* **TASK INSTRUCTIONS**:
Do not copy the pictures; transcribe all other material exactly.

* **RECORDS FOR PROCESSING**:
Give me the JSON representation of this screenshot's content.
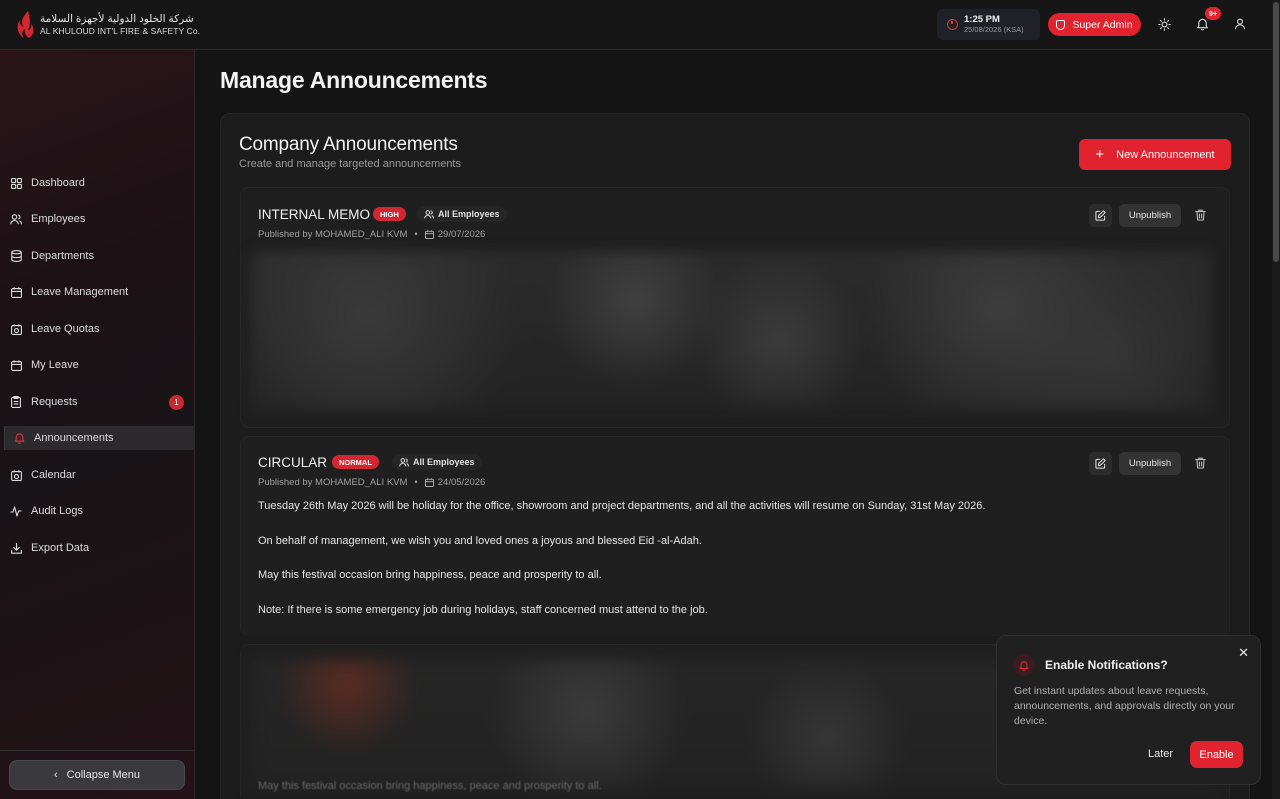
{
  "header": {
    "company_ar": "شركة الخلود الدولية لأجهزة السلامة",
    "company_en": "AL KHULOUD INT'L FIRE & SAFETY Co.",
    "time": "1:25 PM",
    "date": "25/08/2026 (KSA)",
    "role": "Super Admin",
    "notification_count": "9+"
  },
  "sidebar": {
    "items": [
      {
        "label": "Dashboard",
        "icon": "grid-icon"
      },
      {
        "label": "Employees",
        "icon": "users-icon"
      },
      {
        "label": "Departments",
        "icon": "database-icon"
      },
      {
        "label": "Leave Management",
        "icon": "calendar-icon"
      },
      {
        "label": "Leave Quotas",
        "icon": "calendar-clock-icon"
      },
      {
        "label": "My Leave",
        "icon": "calendar-icon"
      },
      {
        "label": "Requests",
        "icon": "clipboard-icon",
        "badge": "1"
      },
      {
        "label": "Announcements",
        "icon": "bell-icon",
        "active": true
      },
      {
        "label": "Calendar",
        "icon": "calendar-icon"
      },
      {
        "label": "Audit Logs",
        "icon": "activity-icon"
      },
      {
        "label": "Export Data",
        "icon": "download-icon"
      }
    ],
    "collapse_label": "Collapse Menu"
  },
  "main": {
    "page_title": "Manage Announcements",
    "panel_title": "Company Announcements",
    "panel_subtitle": "Create and manage targeted announcements",
    "new_button": "New Announcement",
    "announcements": [
      {
        "title": "INTERNAL MEMO",
        "priority": "HIGH",
        "audience": "All Employees",
        "published_by": "Published by MOHAMED_ALI KVM",
        "date": "29/07/2026",
        "unpublish_label": "Unpublish"
      },
      {
        "title": "CIRCULAR",
        "priority": "NORMAL",
        "audience": "All Employees",
        "published_by": "Published by MOHAMED_ALI KVM",
        "date": "24/05/2026",
        "unpublish_label": "Unpublish",
        "body": [
          "Tuesday 26th May 2026 will be holiday for the office, showroom and project departments, and all the activities will resume on Sunday, 31st May 2026.",
          "On behalf of management, we wish you and loved ones a joyous and blessed Eid -al-Adah.",
          "May this festival occasion bring happiness, peace and prosperity to all.",
          "Note: If there is some emergency job during holidays, staff concerned must attend to the job."
        ]
      },
      {
        "partial_text": "May this festival occasion bring happiness, peace and prosperity to all."
      }
    ]
  },
  "toast": {
    "title": "Enable Notifications?",
    "body": "Get instant updates about leave requests, announcements, and approvals directly on your device.",
    "later": "Later",
    "enable": "Enable"
  },
  "colors": {
    "accent": "#e0232f",
    "background": "#141414"
  }
}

* **PROBLEM SOLUTION**:
Give me the JSON representation of this screenshot's content.
{
  "header": {
    "company_ar": "شركة الخلود الدولية لأجهزة السلامة",
    "company_en": "AL KHULOUD INT'L FIRE & SAFETY Co.",
    "time": "1:25 PM",
    "date": "25/08/2026 (KSA)",
    "role": "Super Admin",
    "notification_count": "9+"
  },
  "sidebar": {
    "items": [
      {
        "label": "Dashboard",
        "icon": "grid-icon"
      },
      {
        "label": "Employees",
        "icon": "users-icon"
      },
      {
        "label": "Departments",
        "icon": "database-icon"
      },
      {
        "label": "Leave Management",
        "icon": "calendar-icon"
      },
      {
        "label": "Leave Quotas",
        "icon": "calendar-clock-icon"
      },
      {
        "label": "My Leave",
        "icon": "calendar-icon"
      },
      {
        "label": "Requests",
        "icon": "clipboard-icon",
        "badge": "1"
      },
      {
        "label": "Announcements",
        "icon": "bell-icon",
        "active": true
      },
      {
        "label": "Calendar",
        "icon": "calendar-icon"
      },
      {
        "label": "Audit Logs",
        "icon": "activity-icon"
      },
      {
        "label": "Export Data",
        "icon": "download-icon"
      }
    ],
    "collapse_label": "Collapse Menu"
  },
  "main": {
    "page_title": "Manage Announcements",
    "panel_title": "Company Announcements",
    "panel_subtitle": "Create and manage targeted announcements",
    "new_button": "New Announcement",
    "announcements": [
      {
        "title": "INTERNAL MEMO",
        "priority": "HIGH",
        "audience": "All Employees",
        "published_by": "Published by MOHAMED_ALI KVM",
        "date": "29/07/2026",
        "unpublish_label": "Unpublish"
      },
      {
        "title": "CIRCULAR",
        "priority": "NORMAL",
        "audience": "All Employees",
        "published_by": "Published by MOHAMED_ALI KVM",
        "date": "24/05/2026",
        "unpublish_label": "Unpublish",
        "body": [
          "Tuesday 26th May 2026 will be holiday for the office, showroom and project departments, and all the activities will resume on Sunday, 31st May 2026.",
          "On behalf of management, we wish you and loved ones a joyous and blessed Eid -al-Adah.",
          "May this festival occasion bring happiness, peace and prosperity to all.",
          "Note: If there is some emergency job during holidays, staff concerned must attend to the job."
        ]
      },
      {
        "partial_text": "May this festival occasion bring happiness, peace and prosperity to all."
      }
    ]
  },
  "toast": {
    "title": "Enable Notifications?",
    "body": "Get instant updates about leave requests, announcements, and approvals directly on your device.",
    "later": "Later",
    "enable": "Enable"
  },
  "colors": {
    "accent": "#e0232f",
    "background": "#141414"
  }
}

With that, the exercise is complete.